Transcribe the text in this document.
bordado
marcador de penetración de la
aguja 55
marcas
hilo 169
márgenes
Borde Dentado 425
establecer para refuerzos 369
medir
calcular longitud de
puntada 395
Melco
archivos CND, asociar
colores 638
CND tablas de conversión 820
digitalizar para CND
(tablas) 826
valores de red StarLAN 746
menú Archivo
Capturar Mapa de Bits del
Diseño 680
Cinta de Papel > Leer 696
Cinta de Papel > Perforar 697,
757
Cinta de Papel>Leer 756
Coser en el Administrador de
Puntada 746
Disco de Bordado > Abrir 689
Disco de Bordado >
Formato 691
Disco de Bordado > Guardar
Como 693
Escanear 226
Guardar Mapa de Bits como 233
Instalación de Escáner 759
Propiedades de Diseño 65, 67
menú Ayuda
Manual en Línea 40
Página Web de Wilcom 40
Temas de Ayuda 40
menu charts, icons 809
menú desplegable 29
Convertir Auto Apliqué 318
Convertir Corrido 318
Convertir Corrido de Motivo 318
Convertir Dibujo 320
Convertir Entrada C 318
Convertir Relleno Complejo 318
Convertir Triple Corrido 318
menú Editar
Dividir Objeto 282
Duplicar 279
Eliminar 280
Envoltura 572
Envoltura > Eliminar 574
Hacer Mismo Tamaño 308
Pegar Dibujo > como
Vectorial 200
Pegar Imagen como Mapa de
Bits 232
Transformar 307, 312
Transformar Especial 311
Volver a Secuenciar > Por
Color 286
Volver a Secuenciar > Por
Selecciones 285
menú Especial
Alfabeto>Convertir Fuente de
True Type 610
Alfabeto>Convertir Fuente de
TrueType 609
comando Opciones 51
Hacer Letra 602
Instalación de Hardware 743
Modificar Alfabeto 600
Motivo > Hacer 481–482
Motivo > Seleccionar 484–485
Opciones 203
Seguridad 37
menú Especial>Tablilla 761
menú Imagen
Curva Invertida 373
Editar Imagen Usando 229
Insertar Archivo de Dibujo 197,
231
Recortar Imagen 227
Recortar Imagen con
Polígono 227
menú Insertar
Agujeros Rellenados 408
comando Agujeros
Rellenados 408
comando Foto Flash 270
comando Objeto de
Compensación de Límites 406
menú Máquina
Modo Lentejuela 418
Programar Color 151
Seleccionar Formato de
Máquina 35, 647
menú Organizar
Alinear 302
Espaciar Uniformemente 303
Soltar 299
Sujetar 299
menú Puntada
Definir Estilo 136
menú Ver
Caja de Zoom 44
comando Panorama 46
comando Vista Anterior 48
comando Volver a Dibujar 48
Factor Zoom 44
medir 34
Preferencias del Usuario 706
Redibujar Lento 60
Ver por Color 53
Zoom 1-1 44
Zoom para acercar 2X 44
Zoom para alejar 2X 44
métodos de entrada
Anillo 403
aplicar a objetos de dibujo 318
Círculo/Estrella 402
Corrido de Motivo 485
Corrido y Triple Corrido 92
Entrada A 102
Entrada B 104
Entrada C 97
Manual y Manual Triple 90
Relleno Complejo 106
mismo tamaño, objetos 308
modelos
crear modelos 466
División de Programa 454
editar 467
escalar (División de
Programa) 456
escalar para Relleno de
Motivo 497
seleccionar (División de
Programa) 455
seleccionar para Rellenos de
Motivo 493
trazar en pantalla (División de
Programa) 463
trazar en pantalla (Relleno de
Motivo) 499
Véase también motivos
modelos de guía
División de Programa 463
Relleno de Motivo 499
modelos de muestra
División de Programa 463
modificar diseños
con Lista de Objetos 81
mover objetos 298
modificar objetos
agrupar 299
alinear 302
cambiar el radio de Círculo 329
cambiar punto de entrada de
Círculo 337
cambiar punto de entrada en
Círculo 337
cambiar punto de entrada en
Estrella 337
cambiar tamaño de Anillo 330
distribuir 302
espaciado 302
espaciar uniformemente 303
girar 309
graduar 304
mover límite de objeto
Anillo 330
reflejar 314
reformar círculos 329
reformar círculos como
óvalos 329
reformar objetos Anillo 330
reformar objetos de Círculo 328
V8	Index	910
----
= TASK STATEMENT =
Each line of the listing must be output once more, exactly as shown above.

= YOUR RESPONSE =
Transcribe the text in this document.
bordado
marcador de penetración de la
aguja 55
marcas
hilo 169
márgenes
Borde Dentado 425
establecer para refuerzos 369
medir
calcular longitud de
puntada 395
Melco
archivos CND, asociar
colores 638
CND tablas de conversión 820
digitalizar para CND
(tablas) 826
valores de red StarLAN 746
menú Archivo
Capturar Mapa de Bits del
Diseño 680
Cinta de Papel > Leer 696
Cinta de Papel > Perforar 697,
757
Cinta de Papel>Leer 756
Coser en el Administrador de
Puntada 746
Disco de Bordado > Abrir 689
Disco de Bordado >
Formato 691
Disco de Bordado > Guardar
Como 693
Escanear 226
Guardar Mapa de Bits como 233
Instalación de Escáner 759
Propiedades de Diseño 65, 67
menú Ayuda
Manual en Línea 40
Página Web de Wilcom 40
Temas de Ayuda 40
menu charts, icons 809
menú desplegable 29
Convertir Auto Apliqué 318
Convertir Corrido 318
Convertir Corrido de Motivo 318
Convertir Dibujo 320
Convertir Entrada C 318
Convertir Relleno Complejo 318
Convertir Triple Corrido 318
menú Editar
Dividir Objeto 282
Duplicar 279
Eliminar 280
Envoltura 572
Envoltura > Eliminar 574
Hacer Mismo Tamaño 308
Pegar Dibujo > como
Vectorial 200
Pegar Imagen como Mapa de
Bits 232
Transformar 307, 312
Transformar Especial 311
Volver a Secuenciar > Por
Color 286
Volver a Secuenciar > Por
Selecciones 285
menú Especial
Alfabeto>Convertir Fuente de
True Type 610
Alfabeto>Convertir Fuente de
TrueType 609
comando Opciones 51
Hacer Letra 602
Instalación de Hardware 743
Modificar Alfabeto 600
Motivo > Hacer 481–482
Motivo > Seleccionar 484–485
Opciones 203
Seguridad 37
menú Especial>Tablilla 761
menú Imagen
Curva Invertida 373
Editar Imagen Usando 229
Insertar Archivo de Dibujo 197,
231
Recortar Imagen 227
Recortar Imagen con
Polígono 227
menú Insertar
Agujeros Rellenados 408
comando Agujeros
Rellenados 408
comando Foto Flash 270
comando Objeto de
Compensación de Límites 406
menú Máquina
Modo Lentejuela 418
Programar Color 151
Seleccionar Formato de
Máquina 35, 647
menú Organizar
Alinear 302
Espaciar Uniformemente 303
Soltar 299
Sujetar 299
menú Puntada
Definir Estilo 136
menú Ver
Caja de Zoom 44
comando Panorama 46
comando Vista Anterior 48
comando Volver a Dibujar 48
Factor Zoom 44
medir 34
Preferencias del Usuario 706
Redibujar Lento 60
Ver por Color 53
Zoom 1-1 44
Zoom para acercar 2X 44
Zoom para alejar 2X 44
métodos de entrada
Anillo 403
aplicar a objetos de dibujo 318
Círculo/Estrella 402
Corrido de Motivo 485
Corrido y Triple Corrido 92
Entrada A 102
Entrada B 104
Entrada C 97
Manual y Manual Triple 90
Relleno Complejo 106
mismo tamaño, objetos 308
modelos
crear modelos 466
División de Programa 454
editar 467
escalar (División de
Programa) 456
escalar para Relleno de
Motivo 497
seleccionar (División de
Programa) 455
seleccionar para Rellenos de
Motivo 493
trazar en pantalla (División de
Programa) 463
trazar en pantalla (Relleno de
Motivo) 499
Véase también motivos
modelos de guía
División de Programa 463
Relleno de Motivo 499
modelos de muestra
División de Programa 463
modificar diseños
con Lista de Objetos 81
mover objetos 298
modificar objetos
agrupar 299
alinear 302
cambiar el radio de Círculo 329
cambiar punto de entrada de
Círculo 337
cambiar punto de entrada en
Círculo 337
cambiar punto de entrada en
Estrella 337
cambiar tamaño de Anillo 330
distribuir 302
espaciado 302
espaciar uniformemente 303
girar 309
graduar 304
mover límite de objeto
Anillo 330
reflejar 314
reformar círculos 329
reformar círculos como
óvalos 329
reformar objetos Anillo 330
reformar objetos de Círculo 328
V8	Index	910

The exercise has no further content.